▶ [YOUR INSTRUCTIONS]: Return only the number of lines holding the word "colors".

▶ [MATERIAL SHOWN]:
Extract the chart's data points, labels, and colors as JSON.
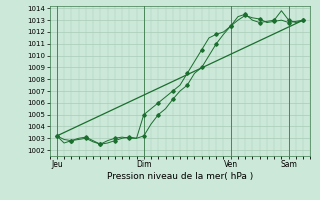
{
  "background_color": "#cce8d8",
  "grid_color": "#a8ccb8",
  "line_color": "#1a6e2e",
  "marker_color": "#1a6e2e",
  "title": "Pression niveau de la mer( hPa )",
  "ylim": [
    1001.5,
    1014.2
  ],
  "ytick_min": 1002,
  "ytick_max": 1014,
  "xtick_labels": [
    "Jeu",
    "Dim",
    "Ven",
    "Sam"
  ],
  "xtick_positions": [
    1,
    13,
    25,
    33
  ],
  "xlim": [
    0,
    36
  ],
  "vlines_x": [
    1,
    13,
    25,
    33
  ],
  "line1_x": [
    1,
    2,
    3,
    4,
    5,
    6,
    7,
    8,
    9,
    10,
    11,
    12,
    13,
    14,
    15,
    16,
    17,
    18,
    19,
    20,
    21,
    22,
    23,
    24,
    25,
    26,
    27,
    28,
    29,
    30,
    31,
    32,
    33,
    34,
    35
  ],
  "line1_y": [
    1003.2,
    1002.9,
    1002.8,
    1002.9,
    1003.0,
    1002.7,
    1002.5,
    1002.6,
    1002.8,
    1003.0,
    1003.1,
    1003.0,
    1003.2,
    1004.2,
    1005.0,
    1005.5,
    1006.3,
    1007.0,
    1007.5,
    1008.5,
    1009.0,
    1010.0,
    1011.0,
    1011.8,
    1012.5,
    1013.3,
    1013.5,
    1013.0,
    1012.8,
    1012.9,
    1013.0,
    1013.8,
    1013.0,
    1012.8,
    1013.0
  ],
  "line2_x": [
    1,
    2,
    3,
    4,
    5,
    6,
    7,
    8,
    9,
    10,
    11,
    12,
    13,
    14,
    15,
    16,
    17,
    18,
    19,
    20,
    21,
    22,
    23,
    24,
    25,
    26,
    27,
    28,
    29,
    30,
    31,
    32,
    33,
    34,
    35
  ],
  "line2_y": [
    1003.2,
    1002.6,
    1002.8,
    1003.0,
    1003.1,
    1002.8,
    1002.5,
    1002.8,
    1003.0,
    1003.1,
    1003.0,
    1003.0,
    1005.0,
    1005.5,
    1006.0,
    1006.5,
    1007.0,
    1007.5,
    1008.5,
    1009.5,
    1010.5,
    1011.5,
    1011.8,
    1012.0,
    1012.5,
    1013.0,
    1013.4,
    1013.2,
    1013.1,
    1012.8,
    1012.9,
    1013.0,
    1012.8,
    1012.9,
    1013.0
  ],
  "line3_x": [
    1,
    35
  ],
  "line3_y": [
    1003.2,
    1013.0
  ],
  "figsize": [
    3.2,
    2.0
  ],
  "dpi": 100
}
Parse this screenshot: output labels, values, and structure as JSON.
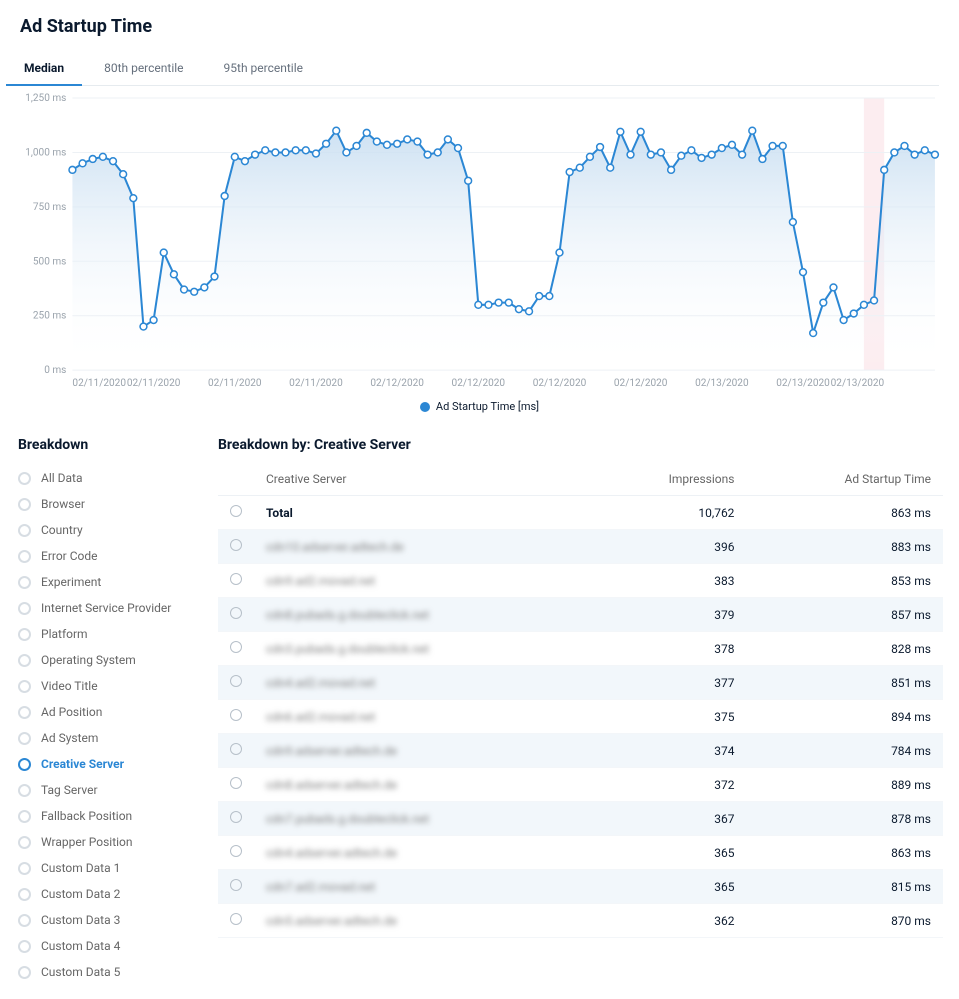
{
  "header": {
    "title": "Ad Startup Time",
    "tabs": [
      {
        "label": "Median",
        "active": true
      },
      {
        "label": "80th percentile",
        "active": false
      },
      {
        "label": "95th percentile",
        "active": false
      }
    ]
  },
  "chart": {
    "type": "area-line",
    "legend_label": "Ad Startup Time [ms]",
    "colors": {
      "line": "#2b87d4",
      "fill_top": "#c8def1",
      "fill_bottom": "#ffffff",
      "marker_stroke": "#2b87d4",
      "marker_fill": "#ffffff",
      "grid": "#edf1f5",
      "axis_text": "#9aa3ac",
      "highlight_band": "#fbe6ea"
    },
    "ylim": [
      0,
      1250
    ],
    "yticks": [
      0,
      250,
      500,
      750,
      1000,
      1250
    ],
    "ytick_labels": [
      "0 ms",
      "250 ms",
      "500 ms",
      "750 ms",
      "1,000 ms",
      "1,250 ms"
    ],
    "xticks": [
      0,
      8,
      16,
      24,
      32,
      40,
      48,
      56,
      64,
      72,
      80
    ],
    "xtick_labels": [
      "02/11/2020",
      "02/11/2020",
      "02/11/2020",
      "02/11/2020",
      "02/12/2020",
      "02/12/2020",
      "02/12/2020",
      "02/12/2020",
      "02/13/2020",
      "02/13/2020",
      "02/13/2020"
    ],
    "highlight_band": {
      "from": 78,
      "to": 80
    },
    "marker_radius": 3.4,
    "line_width": 2,
    "data": [
      920,
      950,
      970,
      980,
      960,
      900,
      790,
      200,
      230,
      540,
      440,
      370,
      360,
      380,
      430,
      800,
      980,
      960,
      990,
      1010,
      1000,
      1000,
      1010,
      1010,
      995,
      1040,
      1100,
      1000,
      1030,
      1090,
      1050,
      1035,
      1040,
      1060,
      1050,
      990,
      1000,
      1060,
      1020,
      870,
      300,
      300,
      310,
      310,
      280,
      270,
      340,
      340,
      540,
      910,
      930,
      980,
      1025,
      930,
      1095,
      990,
      1095,
      990,
      1000,
      920,
      985,
      1010,
      975,
      990,
      1020,
      1035,
      990,
      1100,
      970,
      1030,
      1030,
      680,
      450,
      170,
      310,
      380,
      230,
      260,
      300,
      320,
      920,
      1000,
      1030,
      990,
      1010,
      990
    ]
  },
  "sidebar": {
    "title": "Breakdown",
    "items": [
      {
        "label": "All Data",
        "active": false
      },
      {
        "label": "Browser",
        "active": false
      },
      {
        "label": "Country",
        "active": false
      },
      {
        "label": "Error Code",
        "active": false
      },
      {
        "label": "Experiment",
        "active": false
      },
      {
        "label": "Internet Service Provider",
        "active": false
      },
      {
        "label": "Platform",
        "active": false
      },
      {
        "label": "Operating System",
        "active": false
      },
      {
        "label": "Video Title",
        "active": false
      },
      {
        "label": "Ad Position",
        "active": false
      },
      {
        "label": "Ad System",
        "active": false
      },
      {
        "label": "Creative Server",
        "active": true
      },
      {
        "label": "Tag Server",
        "active": false
      },
      {
        "label": "Fallback Position",
        "active": false
      },
      {
        "label": "Wrapper Position",
        "active": false
      },
      {
        "label": "Custom Data 1",
        "active": false
      },
      {
        "label": "Custom Data 2",
        "active": false
      },
      {
        "label": "Custom Data 3",
        "active": false
      },
      {
        "label": "Custom Data 4",
        "active": false
      },
      {
        "label": "Custom Data 5",
        "active": false
      }
    ]
  },
  "table": {
    "title": "Breakdown by: Creative Server",
    "columns": [
      "",
      "Creative Server",
      "Impressions",
      "Ad Startup Time"
    ],
    "rows": [
      {
        "server": "Total",
        "impressions": "10,762",
        "time": "863 ms",
        "bold": true,
        "blurred": false,
        "alt": false
      },
      {
        "server": "cdn10.adserver.adtech.de",
        "impressions": "396",
        "time": "883 ms",
        "bold": false,
        "blurred": true,
        "alt": true
      },
      {
        "server": "cdn9.ad2.movad.net",
        "impressions": "383",
        "time": "853 ms",
        "bold": false,
        "blurred": true,
        "alt": false
      },
      {
        "server": "cdn8.pubads.g.doubleclick.net",
        "impressions": "379",
        "time": "857 ms",
        "bold": false,
        "blurred": true,
        "alt": true
      },
      {
        "server": "cdn3.pubads.g.doubleclick.net",
        "impressions": "378",
        "time": "828 ms",
        "bold": false,
        "blurred": true,
        "alt": false
      },
      {
        "server": "cdn4.ad2.movad.net",
        "impressions": "377",
        "time": "851 ms",
        "bold": false,
        "blurred": true,
        "alt": true
      },
      {
        "server": "cdn6.ad2.movad.net",
        "impressions": "375",
        "time": "894 ms",
        "bold": false,
        "blurred": true,
        "alt": false
      },
      {
        "server": "cdn9.adserver.adtech.de",
        "impressions": "374",
        "time": "784 ms",
        "bold": false,
        "blurred": true,
        "alt": true
      },
      {
        "server": "cdn8.adserver.adtech.de",
        "impressions": "372",
        "time": "889 ms",
        "bold": false,
        "blurred": true,
        "alt": false
      },
      {
        "server": "cdn7.pubads.g.doubleclick.net",
        "impressions": "367",
        "time": "878 ms",
        "bold": false,
        "blurred": true,
        "alt": true
      },
      {
        "server": "cdn4.adserver.adtech.de",
        "impressions": "365",
        "time": "863 ms",
        "bold": false,
        "blurred": true,
        "alt": false
      },
      {
        "server": "cdn7.ad2.movad.net",
        "impressions": "365",
        "time": "815 ms",
        "bold": false,
        "blurred": true,
        "alt": true
      },
      {
        "server": "cdn5.adserver.adtech.de",
        "impressions": "362",
        "time": "870 ms",
        "bold": false,
        "blurred": true,
        "alt": false
      }
    ]
  }
}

▶ [TASK OUTPUT]: 2